[TO BE DONE] Write out each line of the material again, word for word.

_____

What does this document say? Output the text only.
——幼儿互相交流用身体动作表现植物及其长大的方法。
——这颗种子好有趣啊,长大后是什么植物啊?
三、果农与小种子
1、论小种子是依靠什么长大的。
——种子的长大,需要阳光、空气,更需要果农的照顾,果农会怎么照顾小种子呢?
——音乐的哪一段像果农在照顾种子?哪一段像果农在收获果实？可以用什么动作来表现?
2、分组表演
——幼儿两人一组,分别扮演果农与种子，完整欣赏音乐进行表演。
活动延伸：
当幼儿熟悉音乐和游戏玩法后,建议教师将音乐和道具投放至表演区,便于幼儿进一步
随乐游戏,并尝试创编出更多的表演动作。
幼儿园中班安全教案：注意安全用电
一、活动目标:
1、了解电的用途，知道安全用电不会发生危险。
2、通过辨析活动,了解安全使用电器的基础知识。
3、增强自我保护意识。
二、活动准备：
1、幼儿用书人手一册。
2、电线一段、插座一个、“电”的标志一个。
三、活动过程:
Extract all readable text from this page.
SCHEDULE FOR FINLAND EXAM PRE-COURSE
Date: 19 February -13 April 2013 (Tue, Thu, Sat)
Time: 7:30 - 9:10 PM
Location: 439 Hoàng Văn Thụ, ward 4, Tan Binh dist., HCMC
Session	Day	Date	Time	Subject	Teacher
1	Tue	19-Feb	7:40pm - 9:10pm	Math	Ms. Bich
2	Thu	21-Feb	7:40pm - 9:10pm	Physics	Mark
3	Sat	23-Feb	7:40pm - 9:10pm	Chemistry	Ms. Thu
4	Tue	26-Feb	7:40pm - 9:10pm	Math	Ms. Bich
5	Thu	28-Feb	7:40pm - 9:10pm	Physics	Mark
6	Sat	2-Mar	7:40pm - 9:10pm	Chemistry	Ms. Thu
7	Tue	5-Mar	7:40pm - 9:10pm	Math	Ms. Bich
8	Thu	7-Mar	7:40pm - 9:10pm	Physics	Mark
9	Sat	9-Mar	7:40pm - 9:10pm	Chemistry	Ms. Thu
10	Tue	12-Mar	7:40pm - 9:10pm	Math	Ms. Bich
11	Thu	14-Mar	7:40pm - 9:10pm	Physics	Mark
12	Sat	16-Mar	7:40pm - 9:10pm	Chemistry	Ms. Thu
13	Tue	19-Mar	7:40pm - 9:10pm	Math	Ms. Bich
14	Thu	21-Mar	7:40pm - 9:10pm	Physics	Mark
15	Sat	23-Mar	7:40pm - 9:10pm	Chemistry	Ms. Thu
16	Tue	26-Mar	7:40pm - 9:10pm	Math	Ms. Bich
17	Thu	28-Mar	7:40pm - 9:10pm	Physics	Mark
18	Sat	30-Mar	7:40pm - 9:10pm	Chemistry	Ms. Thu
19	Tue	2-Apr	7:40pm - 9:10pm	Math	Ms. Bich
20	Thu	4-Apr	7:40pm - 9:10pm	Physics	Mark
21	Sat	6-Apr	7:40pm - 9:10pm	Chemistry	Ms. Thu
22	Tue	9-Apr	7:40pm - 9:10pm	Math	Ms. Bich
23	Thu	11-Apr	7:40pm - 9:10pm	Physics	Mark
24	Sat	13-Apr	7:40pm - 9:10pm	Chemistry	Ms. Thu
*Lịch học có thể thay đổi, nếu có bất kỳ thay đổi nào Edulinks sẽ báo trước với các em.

_____

[REPLY]
What does this document say? Output the text only.
——幼儿互相交流用身体动作表现植物及其长大的方法。
——这颗种子好有趣啊,长大后是什么植物啊?
三、果农与小种子
1、论小种子是依靠什么长大的。
——种子的长大,需要阳光、空气,更需要果农的照顾,果农会怎么照顾小种子呢?
——音乐的哪一段像果农在照顾种子?哪一段像果农在收获果实？可以用什么动作来表现?
2、分组表演
——幼儿两人一组,分别扮演果农与种子，完整欣赏音乐进行表演。
活动延伸：
当幼儿熟悉音乐和游戏玩法后,建议教师将音乐和道具投放至表演区,便于幼儿进一步
随乐游戏,并尝试创编出更多的表演动作。
幼儿园中班安全教案：注意安全用电
一、活动目标:
1、了解电的用途，知道安全用电不会发生危险。
2、通过辨析活动,了解安全使用电器的基础知识。
3、增强自我保护意识。
二、活动准备：
1、幼儿用书人手一册。
2、电线一段、插座一个、“电”的标志一个。
三、活动过程:
Extract all readable text from this page.
SCHEDULE FOR FINLAND EXAM PRE-COURSE
Date: 19 February -13 April 2013 (Tue, Thu, Sat)
Time: 7:30 - 9:10 PM
Location: 439 Hoàng Văn Thụ, ward 4, Tan Binh dist., HCMC
Session	Day	Date	Time	Subject	Teacher
1	Tue	19-Feb	7:40pm - 9:10pm	Math	Ms. Bich
2	Thu	21-Feb	7:40pm - 9:10pm	Physics	Mark
3	Sat	23-Feb	7:40pm - 9:10pm	Chemistry	Ms. Thu
4	Tue	26-Feb	7:40pm - 9:10pm	Math	Ms. Bich
5	Thu	28-Feb	7:40pm - 9:10pm	Physics	Mark
6	Sat	2-Mar	7:40pm - 9:10pm	Chemistry	Ms. Thu
7	Tue	5-Mar	7:40pm - 9:10pm	Math	Ms. Bich
8	Thu	7-Mar	7:40pm - 9:10pm	Physics	Mark
9	Sat	9-Mar	7:40pm - 9:10pm	Chemistry	Ms. Thu
10	Tue	12-Mar	7:40pm - 9:10pm	Math	Ms. Bich
11	Thu	14-Mar	7:40pm - 9:10pm	Physics	Mark
12	Sat	16-Mar	7:40pm - 9:10pm	Chemistry	Ms. Thu
13	Tue	19-Mar	7:40pm - 9:10pm	Math	Ms. Bich
14	Thu	21-Mar	7:40pm - 9:10pm	Physics	Mark
15	Sat	23-Mar	7:40pm - 9:10pm	Chemistry	Ms. Thu
16	Tue	26-Mar	7:40pm - 9:10pm	Math	Ms. Bich
17	Thu	28-Mar	7:40pm - 9:10pm	Physics	Mark
18	Sat	30-Mar	7:40pm - 9:10pm	Chemistry	Ms. Thu
19	Tue	2-Apr	7:40pm - 9:10pm	Math	Ms. Bich
20	Thu	4-Apr	7:40pm - 9:10pm	Physics	Mark
21	Sat	6-Apr	7:40pm - 9:10pm	Chemistry	Ms. Thu
22	Tue	9-Apr	7:40pm - 9:10pm	Math	Ms. Bich
23	Thu	11-Apr	7:40pm - 9:10pm	Physics	Mark
24	Sat	13-Apr	7:40pm - 9:10pm	Chemistry	Ms. Thu
*Lịch học có thể thay đổi, nếu có bất kỳ thay đổi nào Edulinks sẽ báo trước với các em.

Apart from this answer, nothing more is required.